--- BEGIN Records supplied ---
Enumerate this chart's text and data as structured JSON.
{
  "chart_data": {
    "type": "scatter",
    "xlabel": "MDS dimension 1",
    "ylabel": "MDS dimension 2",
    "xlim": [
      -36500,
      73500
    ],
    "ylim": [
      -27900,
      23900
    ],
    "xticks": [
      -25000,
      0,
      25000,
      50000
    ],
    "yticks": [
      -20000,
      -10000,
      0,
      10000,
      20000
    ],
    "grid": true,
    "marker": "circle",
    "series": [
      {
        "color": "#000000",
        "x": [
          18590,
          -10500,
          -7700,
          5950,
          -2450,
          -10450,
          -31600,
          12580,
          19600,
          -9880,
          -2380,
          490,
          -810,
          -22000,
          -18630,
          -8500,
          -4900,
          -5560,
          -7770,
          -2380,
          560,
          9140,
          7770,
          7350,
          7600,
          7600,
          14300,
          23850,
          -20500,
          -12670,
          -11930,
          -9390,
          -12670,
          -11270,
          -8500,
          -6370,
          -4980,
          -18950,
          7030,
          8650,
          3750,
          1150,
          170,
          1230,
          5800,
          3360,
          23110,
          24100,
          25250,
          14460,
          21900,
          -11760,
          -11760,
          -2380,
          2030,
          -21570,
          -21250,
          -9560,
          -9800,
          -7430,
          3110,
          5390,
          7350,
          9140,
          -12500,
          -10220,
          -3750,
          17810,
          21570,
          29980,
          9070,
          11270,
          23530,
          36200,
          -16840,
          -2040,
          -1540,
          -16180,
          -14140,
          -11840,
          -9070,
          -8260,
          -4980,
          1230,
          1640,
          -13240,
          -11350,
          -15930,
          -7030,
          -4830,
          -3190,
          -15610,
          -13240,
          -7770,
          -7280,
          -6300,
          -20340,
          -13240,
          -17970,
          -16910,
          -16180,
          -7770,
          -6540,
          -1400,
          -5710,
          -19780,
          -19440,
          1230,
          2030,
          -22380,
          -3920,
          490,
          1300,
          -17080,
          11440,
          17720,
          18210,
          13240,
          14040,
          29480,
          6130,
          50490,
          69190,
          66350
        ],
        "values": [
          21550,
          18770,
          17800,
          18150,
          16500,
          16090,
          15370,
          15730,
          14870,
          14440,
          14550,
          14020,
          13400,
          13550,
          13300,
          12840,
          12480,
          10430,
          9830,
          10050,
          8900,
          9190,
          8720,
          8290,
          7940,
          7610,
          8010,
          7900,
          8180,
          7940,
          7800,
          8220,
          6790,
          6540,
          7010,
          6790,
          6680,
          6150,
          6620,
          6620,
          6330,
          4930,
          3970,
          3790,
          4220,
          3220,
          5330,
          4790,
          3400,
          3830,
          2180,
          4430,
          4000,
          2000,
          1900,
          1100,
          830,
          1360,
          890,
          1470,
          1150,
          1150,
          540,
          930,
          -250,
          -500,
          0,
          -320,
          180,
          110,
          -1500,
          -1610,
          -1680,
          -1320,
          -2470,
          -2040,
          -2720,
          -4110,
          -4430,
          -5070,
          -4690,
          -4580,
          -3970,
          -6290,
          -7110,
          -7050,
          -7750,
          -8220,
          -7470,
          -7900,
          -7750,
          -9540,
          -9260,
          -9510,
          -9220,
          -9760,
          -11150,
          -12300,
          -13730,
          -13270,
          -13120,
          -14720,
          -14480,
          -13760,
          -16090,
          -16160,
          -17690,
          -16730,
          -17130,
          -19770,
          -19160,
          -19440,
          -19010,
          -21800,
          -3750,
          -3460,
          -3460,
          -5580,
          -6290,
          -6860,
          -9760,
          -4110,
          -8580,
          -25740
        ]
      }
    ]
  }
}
--- END Records supplied ---
• Brief
The lines above form a set of records; determine how many of them contain the string "dimension" and give that number alone.

• Completed exercise
2